━━━━━ Data supplied

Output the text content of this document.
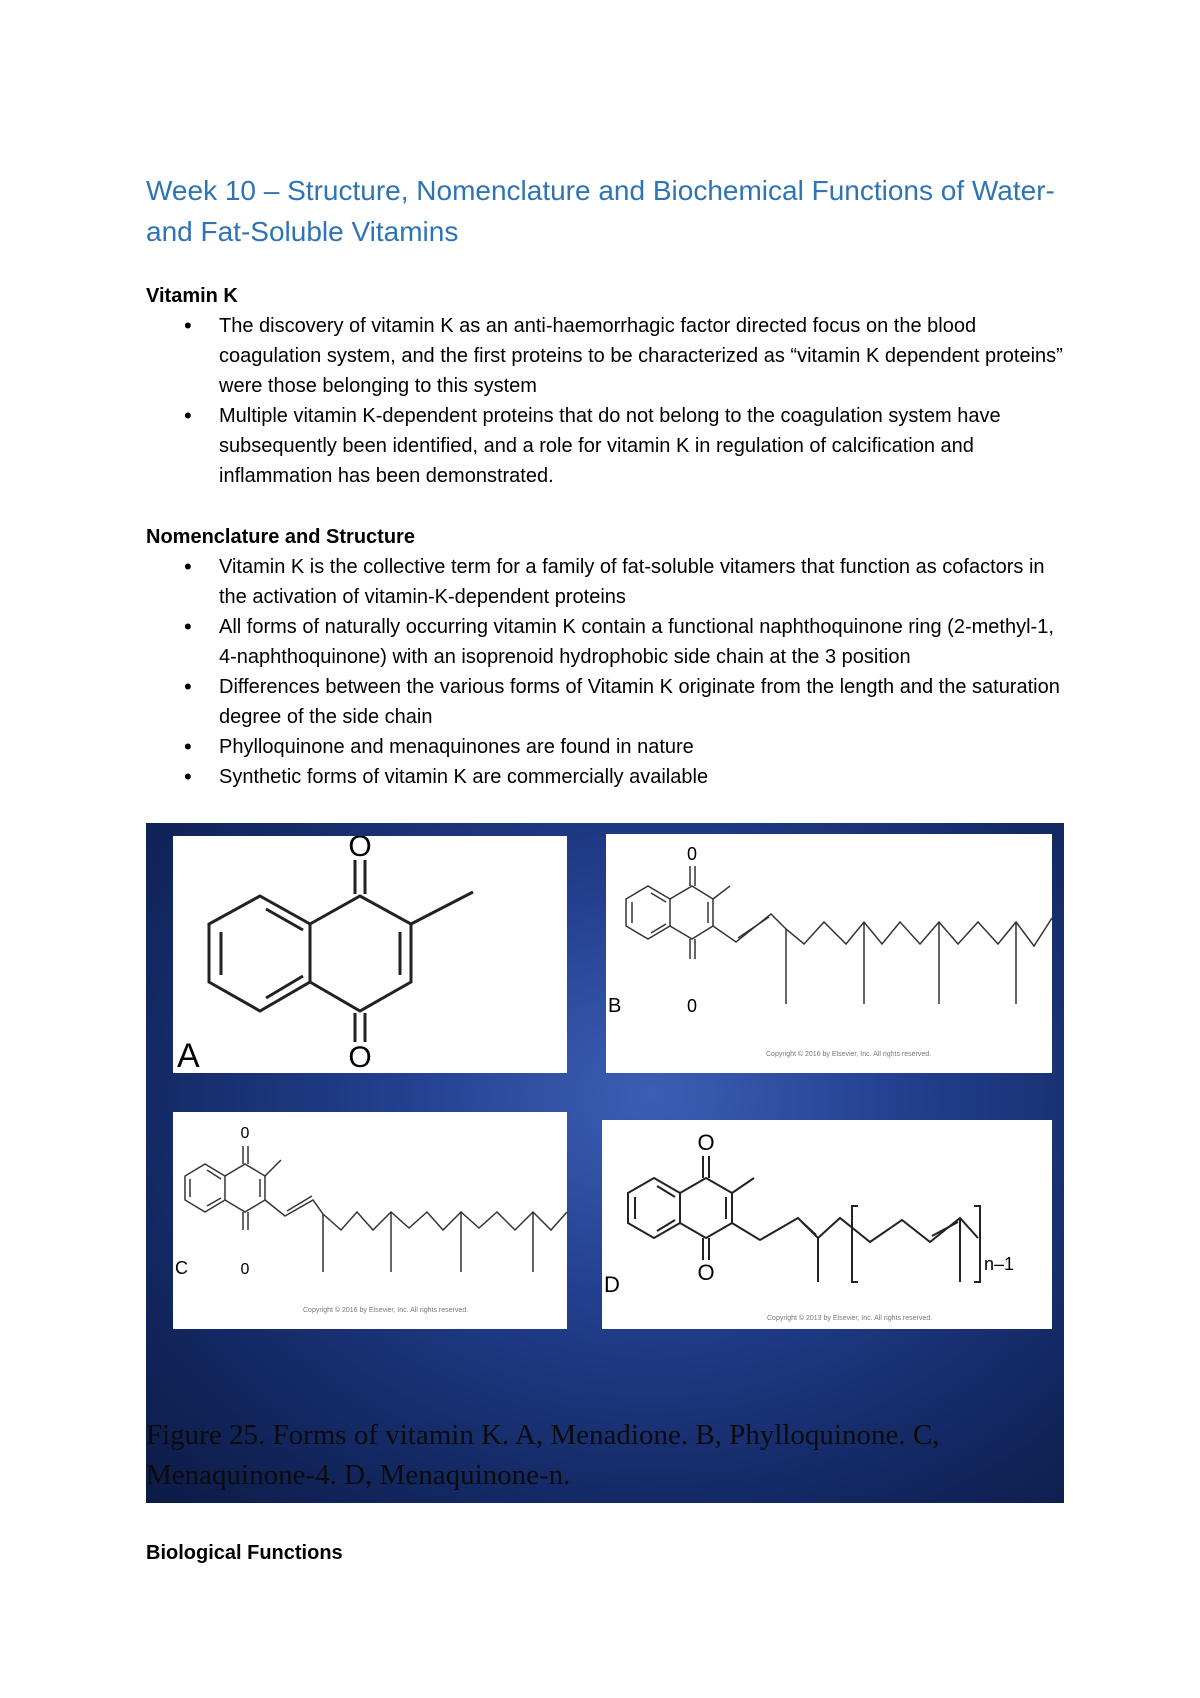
Week 10 – Structure, Nomenclature and Biochemical Functions of Water- and Fat-Soluble Vitamins
Vitamin K
• The discovery of vitamin K as an anti-haemorrhagic factor directed focus on the blood coagulation system, and the first proteins to be characterized as “vitamin K dependent proteins” were those belonging to this system
• Multiple vitamin K-dependent proteins that do not belong to the coagulation system have subsequently been identified, and a role for vitamin K in regulation of calcification and inflammation has been demonstrated.
Nomenclature and Structure
• Vitamin K is the collective term for a family of fat-soluble vitamers that function as cofactors in the activation of vitamin-K-dependent proteins
• All forms of naturally occurring vitamin K contain a functional naphthoquinone ring (2-methyl-1, 4-naphthoquinone) with an isoprenoid hydrophobic side chain at the 3 position
• Differences between the various forms of Vitamin K originate from the length and the saturation degree of the side chain
• Phylloquinone and menaquinones are found in nature
• Synthetic forms of vitamin K are commercially available
O
O
A
0
0
B
Copyright © 2016 by Elsevier, Inc. All rights reserved.
0
0
C
Copyright © 2016 by Elsevier, Inc. All rights reserved.
O
O
D
n–1
Copyright © 2013 by Elsevier, Inc. All rights reserved.

Figure 25. Forms of vitamin K. A, Menadione. B, Phylloquinone. C, Menaquinone-4. D, Menaquinone-n.

Biological Functions
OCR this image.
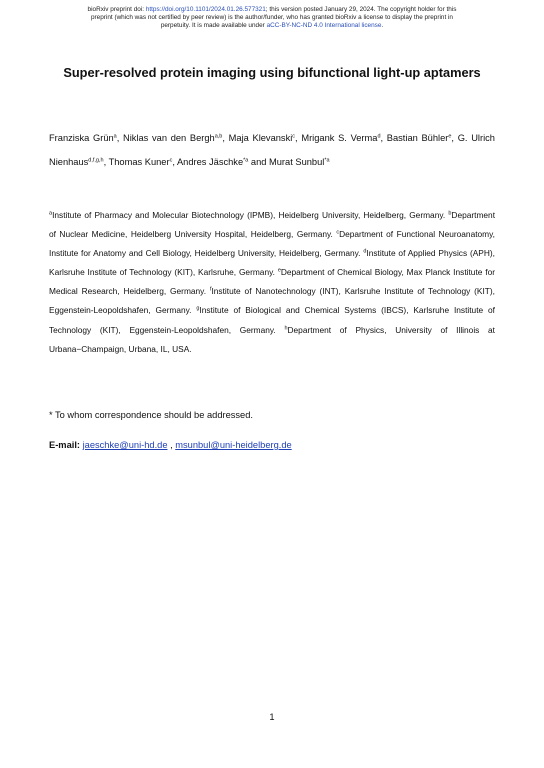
bioRxiv preprint doi: https://doi.org/10.1101/2024.01.26.577321; this version posted January 29, 2024. The copyright holder for this
preprint (which was not certified by peer review) is the author/funder, who has granted bioRxiv a license to display the preprint in
perpetuity. It is made available under aCC-BY-NC-ND 4.0 International license.
Super-resolved protein imaging using bifunctional light-up aptamers
Franziska Grün$^a$, Niklas van den Bergh$^{a,b}$, Maja Klevanski$^c$, Mrigank S. Verma$^d$, Bastian Bühler$^e$, G. Ulrich Nienhaus$^{d,f,g,h}$, Thomas Kuner$^c$, Andres Jäschke$^{*a}$ and Murat Sunbul$^{*a}$
$^a$Institute of Pharmacy and Molecular Biotechnology (IPMB), Heidelberg University, Heidelberg, Germany. $^b$Department of Nuclear Medicine, Heidelberg University Hospital, Heidelberg, Germany. $^c$Department of Functional Neuroanatomy, Institute for Anatomy and Cell Biology, Heidelberg University, Heidelberg, Germany. $^d$Institute of Applied Physics (APH), Karlsruhe Institute of Technology (KIT), Karlsruhe, Germany. $^e$Department of Chemical Biology, Max Planck Institute for Medical Research, Heidelberg, Germany. $^f$Institute of Nanotechnology (INT), Karlsruhe Institute of Technology (KIT), Eggenstein-Leopoldshafen, Germany. $^g$Institute of Biological and Chemical Systems (IBCS), Karlsruhe Institute of Technology (KIT), Eggenstein-Leopoldshafen, Germany. $^h$Department of Physics, University of Illinois at Urbana−Champaign, Urbana, IL, USA.
* To whom correspondence should be addressed.
E-mail: jaeschke@uni-hd.de , msunbul@uni-heidelberg.de
1
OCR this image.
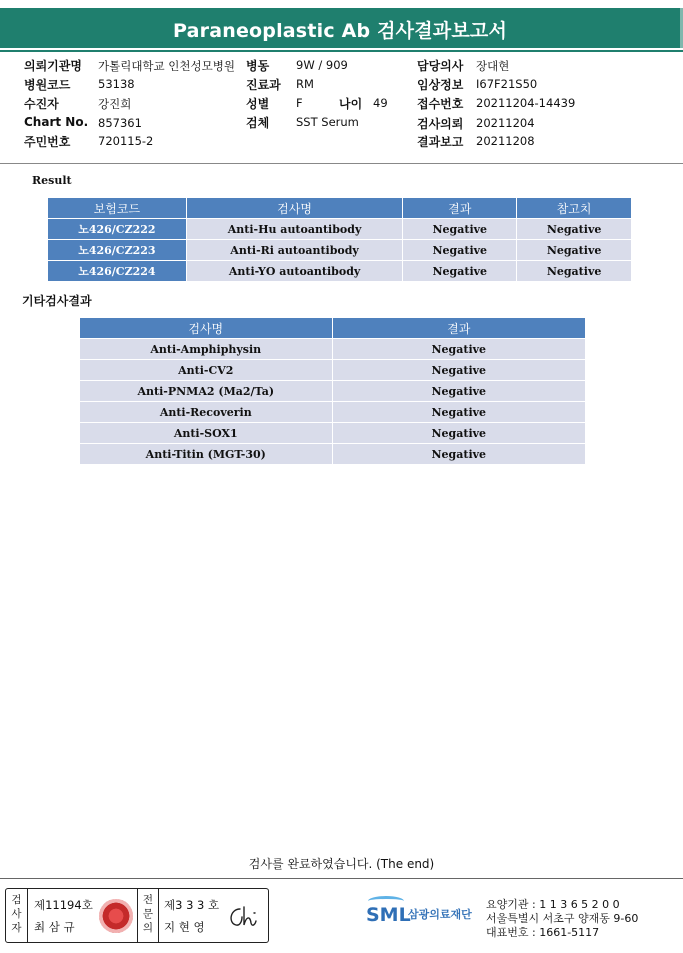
Paraneoplastic Ab 검사결과보고서
의뢰기관명 가톨릭대학교 인천성모병원 병동 9W / 909	담당의사 장대현
병원코드 53138	진료과 RM	임상정보 I67F21S50
수진자	강진희	성별 F	나이 49 접수번호 20211204-14439
Chart No. 857361	검체 SST Serum	검사의뢰 20211204
주민번호 720115-2	결과보고 20211208
Result
보험코드	검사명	결과	참고치
노426/CZ222	Anti-Hu autoantibody	Negative	Negative
노426/CZ223	Anti-Ri autoantibody	Negative	Negative
노426/CZ224	Anti-YO autoantibody	Negative	Negative
기타검사결과
검사명	결과
Anti-Amphiphysin	Negative
Anti-CV2	Negative
Anti-PNMA2 (Ma2/Ta)	Negative
Anti-Recoverin	Negative
Anti-SOX1	Negative
Anti-Titin (MGT-30)	Negative
검사를 완료하였습니다. (The end)
검사자
제11194호
최 삼 규
전문의
제3 3 3 호
지 현 영
SML
삼광의료재단
요양기관 : 1 1 3 6 5 2 0 0
서울특별시 서초구 양재동 9-60
대표번호 : 1661-5117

━━━━━━━━━━

**Required work:**
For the entries, state the number of lines that include the string "license". Add no other words.

**Exercise solution:**
2